— Begin ENTRIES SHOWN —
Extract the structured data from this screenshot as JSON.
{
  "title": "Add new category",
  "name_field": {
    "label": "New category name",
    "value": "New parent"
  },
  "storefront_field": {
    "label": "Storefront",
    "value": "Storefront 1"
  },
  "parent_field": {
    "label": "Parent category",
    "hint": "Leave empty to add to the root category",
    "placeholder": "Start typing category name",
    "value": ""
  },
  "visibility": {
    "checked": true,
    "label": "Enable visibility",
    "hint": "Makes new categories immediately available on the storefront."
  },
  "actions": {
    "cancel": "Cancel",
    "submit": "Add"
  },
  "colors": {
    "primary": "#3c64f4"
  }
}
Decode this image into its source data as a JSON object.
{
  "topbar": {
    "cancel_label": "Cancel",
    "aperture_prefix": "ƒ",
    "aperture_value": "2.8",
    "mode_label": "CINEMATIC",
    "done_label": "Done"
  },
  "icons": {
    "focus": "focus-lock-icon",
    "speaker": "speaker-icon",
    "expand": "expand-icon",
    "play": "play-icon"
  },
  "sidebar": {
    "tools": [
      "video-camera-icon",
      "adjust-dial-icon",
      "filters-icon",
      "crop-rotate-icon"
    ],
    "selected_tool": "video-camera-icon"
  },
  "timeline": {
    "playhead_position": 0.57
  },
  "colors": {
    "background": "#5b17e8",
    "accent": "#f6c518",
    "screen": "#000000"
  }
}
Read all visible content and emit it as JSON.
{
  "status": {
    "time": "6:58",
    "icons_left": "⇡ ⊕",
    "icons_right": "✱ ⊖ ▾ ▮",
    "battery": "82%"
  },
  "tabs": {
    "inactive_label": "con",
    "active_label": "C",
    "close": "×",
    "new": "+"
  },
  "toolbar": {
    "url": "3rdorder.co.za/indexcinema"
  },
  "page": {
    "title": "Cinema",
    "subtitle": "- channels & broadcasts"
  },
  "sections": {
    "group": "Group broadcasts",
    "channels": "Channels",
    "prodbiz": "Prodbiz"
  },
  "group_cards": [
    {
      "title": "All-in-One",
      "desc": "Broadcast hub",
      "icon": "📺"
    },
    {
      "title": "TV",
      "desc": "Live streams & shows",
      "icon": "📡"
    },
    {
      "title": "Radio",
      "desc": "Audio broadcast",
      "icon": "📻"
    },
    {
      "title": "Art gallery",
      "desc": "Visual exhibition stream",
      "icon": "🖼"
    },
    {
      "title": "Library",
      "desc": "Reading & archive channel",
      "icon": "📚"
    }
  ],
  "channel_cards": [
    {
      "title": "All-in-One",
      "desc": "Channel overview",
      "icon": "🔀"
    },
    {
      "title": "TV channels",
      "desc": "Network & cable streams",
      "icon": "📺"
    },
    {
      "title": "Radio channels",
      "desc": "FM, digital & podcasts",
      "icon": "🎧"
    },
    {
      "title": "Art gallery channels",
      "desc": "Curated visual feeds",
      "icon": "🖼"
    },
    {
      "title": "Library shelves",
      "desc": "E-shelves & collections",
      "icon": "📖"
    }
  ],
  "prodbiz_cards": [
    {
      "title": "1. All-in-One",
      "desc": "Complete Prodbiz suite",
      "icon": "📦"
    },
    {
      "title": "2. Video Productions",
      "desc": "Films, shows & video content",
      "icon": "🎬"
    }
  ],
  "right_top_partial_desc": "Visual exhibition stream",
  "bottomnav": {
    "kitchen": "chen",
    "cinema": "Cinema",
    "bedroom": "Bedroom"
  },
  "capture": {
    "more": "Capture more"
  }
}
— End ENTRIES SHOWN —
> GIVEN TASK: Check each line of the entries above for the word "Library". List the ones that have it.

> THE RESULT:
      "title": "Library",
      "title": "Library shelves",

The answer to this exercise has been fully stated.